## Problem set
a: Please reproduce the text about authors visiting book clubs word for word, starting at "This gets us, ala" and ending at "not altogether truthful.".
b: In the text about authors visiting book clubs, what do musicians say?

[Begin Passage given]

This gets us, ala Dr. Seuss, to the dark side of things. If not eating or drinking much sets the author apart from the assembled club, that's as it should be. A book club is a homogeneous gathering of nice people who do not write. Their living rooms or summer patios become a "waiting place" where they listen for a "yes or a no"; that is, they want to believe that the author is a nice person who sees the world just like they do. Which the author does not, because, well, he's an author. Negotiating this psychic territory while cheerfully talking about one's book is no easy thing, because an author's book club persona -- necessarily agreeable if not charming -- is not altogether truthful.

The novel might have been a personal agony to write. It might have caused hurt to family or loved ones. It might feel, as F. S. Fitzgerald put it, "fake", and not all that it could have been. But readers don't need to hear all that. Though some book clubs are more literary than others, most are as much social as bookish, and some people come mainly for the sugar cookies. This plays against the author, for whom writing is a matter of life death.

Truth be told, I often leave a book club feeling somewhat dishonest -- cheap, even -- which is of course my problem, and not that of the nice folks who invited me, and who, I hope, will keep reading and buying books and reaching out to authors. Musicians say there's no unimportant gig, and ditto, I think, for writers and book clubs. That he (me) hardly ate or drank a thing that night (and all that good food!) is soon forgotten, as is the weak coffee and the impossible Lazy-boy. What remains is the simple, elemental power of good books to bring people together.

[End Passage given]
[Begin Listed entries]

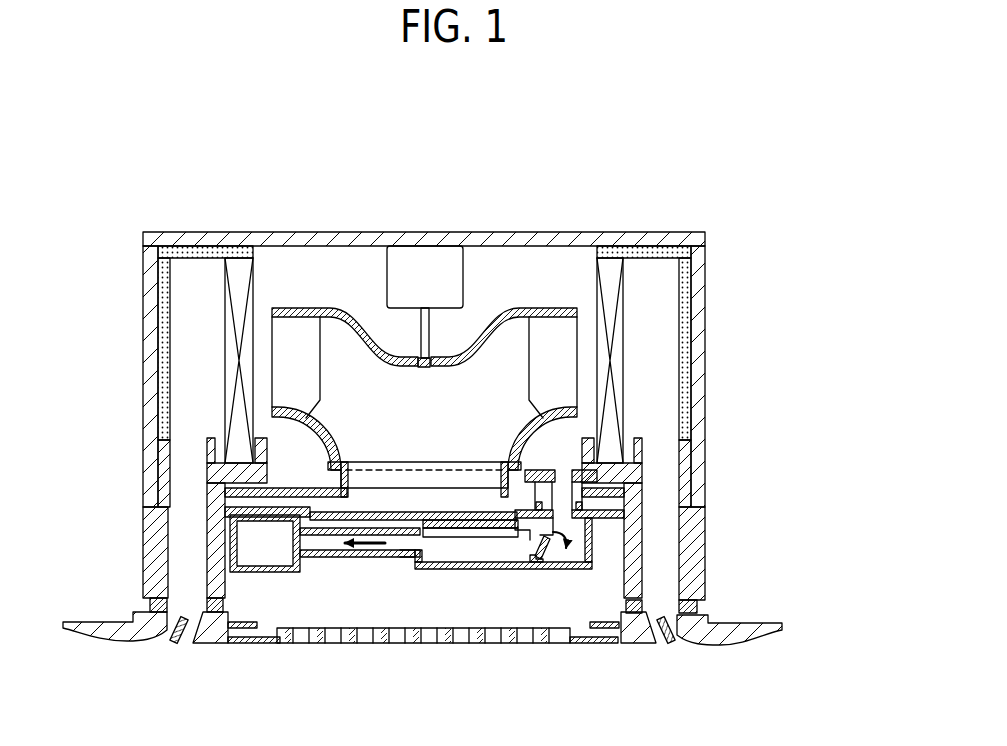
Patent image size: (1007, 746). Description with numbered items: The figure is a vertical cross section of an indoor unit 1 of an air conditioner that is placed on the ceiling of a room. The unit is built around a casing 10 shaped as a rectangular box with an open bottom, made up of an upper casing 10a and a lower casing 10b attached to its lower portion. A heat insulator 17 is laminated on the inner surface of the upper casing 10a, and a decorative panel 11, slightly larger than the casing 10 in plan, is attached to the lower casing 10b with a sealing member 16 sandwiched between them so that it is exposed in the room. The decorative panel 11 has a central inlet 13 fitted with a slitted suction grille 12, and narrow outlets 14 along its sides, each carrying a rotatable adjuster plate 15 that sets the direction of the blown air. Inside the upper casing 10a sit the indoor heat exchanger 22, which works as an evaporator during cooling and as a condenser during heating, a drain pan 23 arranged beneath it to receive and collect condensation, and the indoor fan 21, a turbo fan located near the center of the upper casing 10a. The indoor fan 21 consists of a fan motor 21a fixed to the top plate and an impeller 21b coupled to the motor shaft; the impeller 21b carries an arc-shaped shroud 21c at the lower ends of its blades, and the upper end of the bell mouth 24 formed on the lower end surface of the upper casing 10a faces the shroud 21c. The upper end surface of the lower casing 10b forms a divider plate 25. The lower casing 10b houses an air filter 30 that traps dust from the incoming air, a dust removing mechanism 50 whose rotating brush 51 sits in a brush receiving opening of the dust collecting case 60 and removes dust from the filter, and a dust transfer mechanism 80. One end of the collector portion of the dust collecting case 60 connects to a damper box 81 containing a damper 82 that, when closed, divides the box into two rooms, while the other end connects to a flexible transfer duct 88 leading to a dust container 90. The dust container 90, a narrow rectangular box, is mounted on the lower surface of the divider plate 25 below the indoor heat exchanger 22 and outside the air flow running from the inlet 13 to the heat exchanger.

The indoor unit 1 is at (661, 199).
The casing 10 is at (812, 360).
The upper casing 10a is at (705, 370).
The lower casing 10b is at (704, 526).
The decorative panel 11 is at (108, 643).
The suction grille 12 is at (310, 646).
The inlet 13 is at (541, 646).
The outlet 14 is at (166, 633).
The adjuster plate 15 is at (178, 646).
The sealing member 16 is at (697, 606).
The heat insulator 17 is at (165, 246).
The indoor fan 21 is at (395, 163).
The fan motor 21a is at (393, 264).
The impeller 21b is at (300, 307).
The shroud 21c is at (333, 450).
The indoor heat exchanger 22 is at (240, 272).
The drain pan 23 is at (212, 437).
The bell mouth 24 is at (452, 462).
The divider plate 25 is at (288, 507).
The air filter 30 is at (378, 510).
The dust removing mechanism 50 is at (430, 519).
The rotating brush 51 is at (445, 538).
The dust collecting case 60 is at (491, 571).
The dust transfer mechanism 80 is at (598, 538).
The damper box 81 is at (576, 569).
The damper 82 is at (542, 561).
The transfer duct 88 is at (334, 558).
The dust container 90 is at (259, 573).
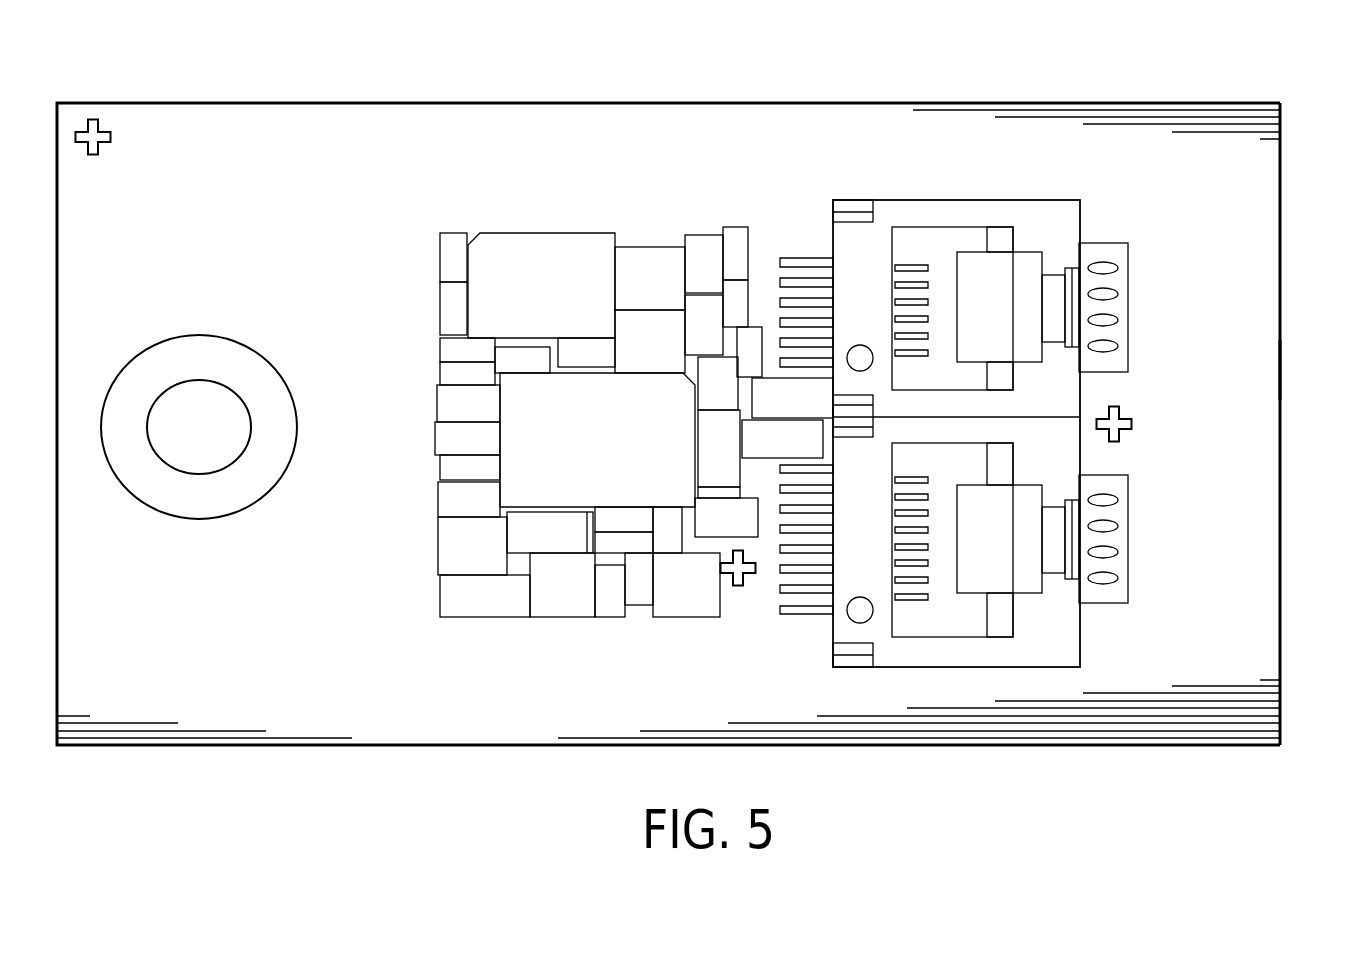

[End Listed entries]

## Task-by-task outputs
a:
This gets us, ala Dr. Seuss, to the dark side of things. If not eating or drinking much sets the author apart from the assembled club, that's as it should be. A book club is a homogeneous gathering of nice people who do not write. Their living rooms or summer patios become a "waiting place" where they listen for a "yes or a no"; that is, they want to believe that the author is a nice person who sees the world just like they do. Which the author does not, because, well, he's an author. Negotiating this psychic territory while cheerfully talking about one's book is no easy thing, because an author's book club persona -- necessarily agreeable if not charming -- is not altogether truthful.

b: They say there's no unimportant gig.